» Problem statement: Copy every line from the material below that holds "they".

Rows from a dataset:
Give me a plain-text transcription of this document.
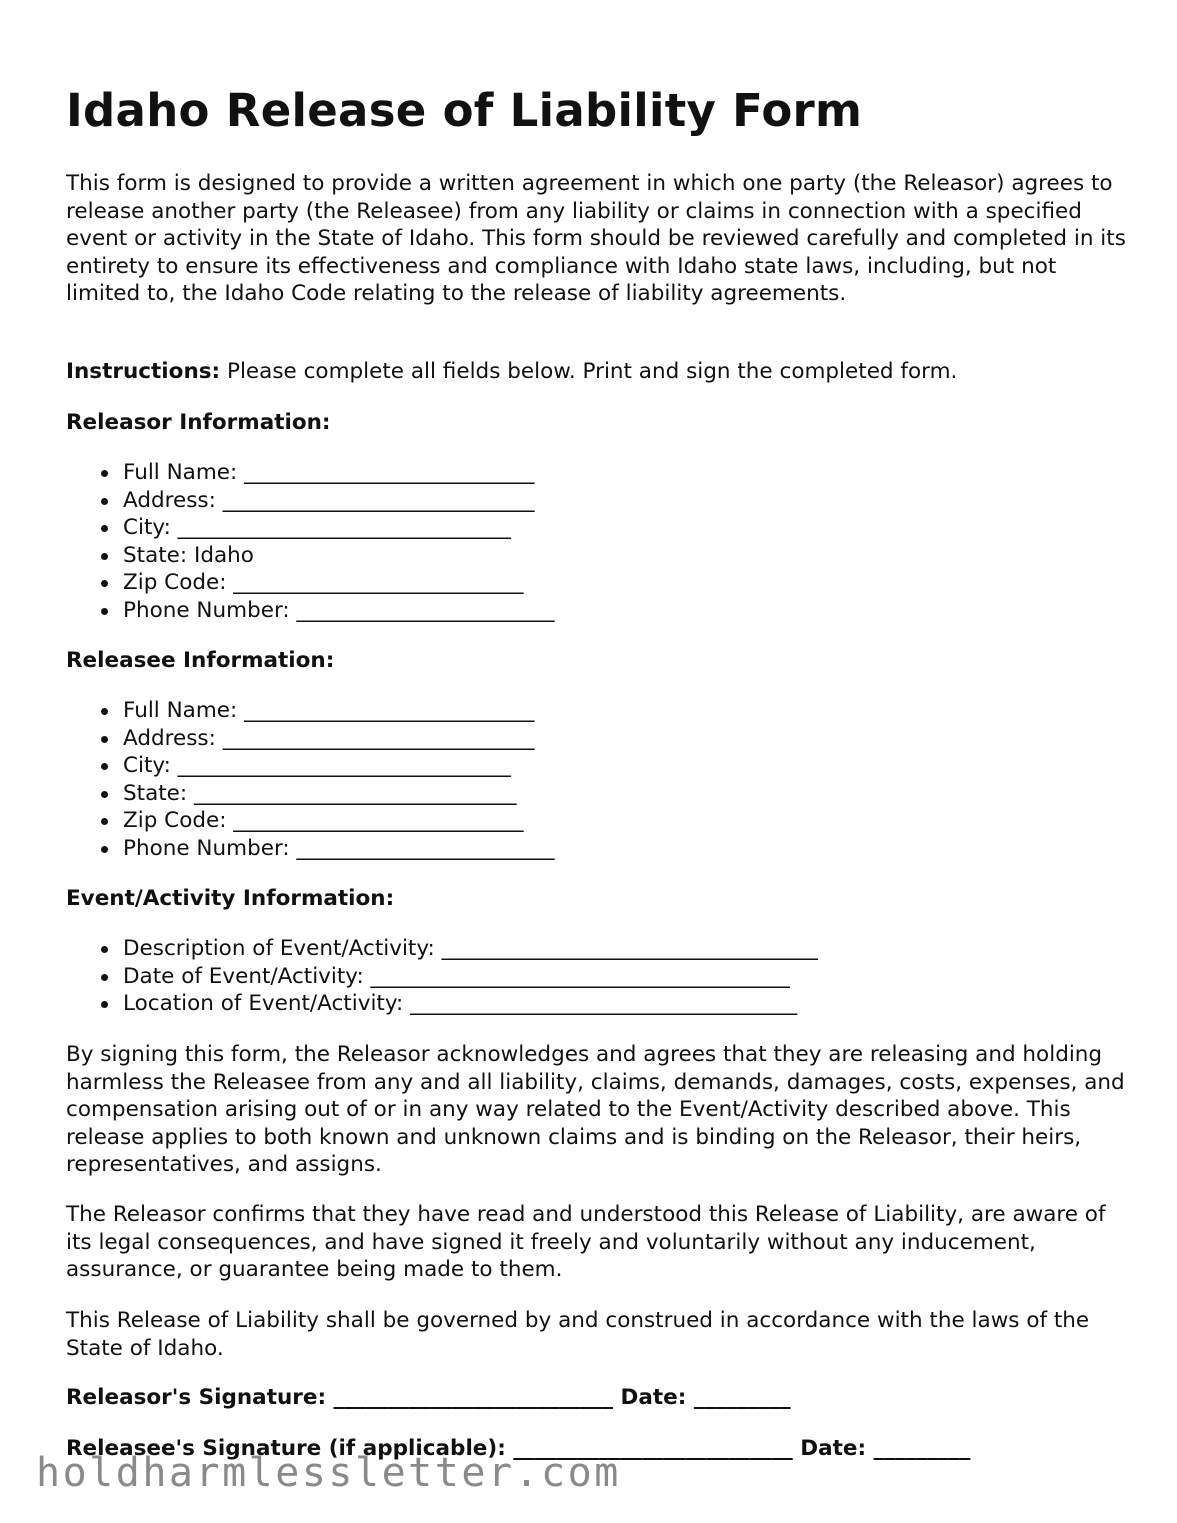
Idaho Release of Liability Form

This form is designed to provide a written agreement in which one party (the Releasor) agrees to release another party (the Releasee) from any liability or claims in connection with a specified event or activity in the State of Idaho. This form should be reviewed carefully and completed in its entirety to ensure its effectiveness and compliance with Idaho state laws, including, but not limited to, the Idaho Code relating to the release of liability agreements.

Instructions: Please complete all fields below. Print and sign the completed form.

Releasor Information:

Full Name: ___________________________
Address: _____________________________
City: _______________________________
State: Idaho
Zip Code: ___________________________
Phone Number: ________________________

Releasee Information:

Full Name: ___________________________
Address: _____________________________
City: _______________________________
State: ______________________________
Zip Code: ___________________________
Phone Number: ________________________

Event/Activity Information:

Description of Event/Activity: ___________________________________
Date of Event/Activity: _______________________________________
Location of Event/Activity: ____________________________________

By signing this form, the Releasor acknowledges and agrees that they are releasing and holding harmless the Releasee from any and all liability, claims, demands, damages, costs, expenses, and compensation arising out of or in any way related to the Event/Activity described above. This release applies to both known and unknown claims and is binding on the Releasor, their heirs, representatives, and assigns.

The Releasor confirms that they have read and understood this Release of Liability, are aware of its legal consequences, and have signed it freely and voluntarily without any inducement, assurance, or guarantee being made to them.

This Release of Liability shall be governed by and construed in accordance with the laws of the State of Idaho.

Releasor's Signature: __________________________ Date: _________

Releasee's Signature (if applicable): __________________________ Date: _________

holdharmlessletter.com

» Complete response:
By signing this form, the Releasor acknowledges and agrees that they are releasing and holding harmless the Releasee from any and all liability, claims, demands, damages, costs, expenses, and compensation arising out of or in any way related to the Event/Activity described above. This release applies to both known and unknown claims and is binding on the Releasor, their heirs, representatives, and assigns.
The Releasor confirms that they have read and understood this Release of Liability, are aware of its legal consequences, and have signed it freely and voluntarily without any inducement, assurance, or guarantee being made to them.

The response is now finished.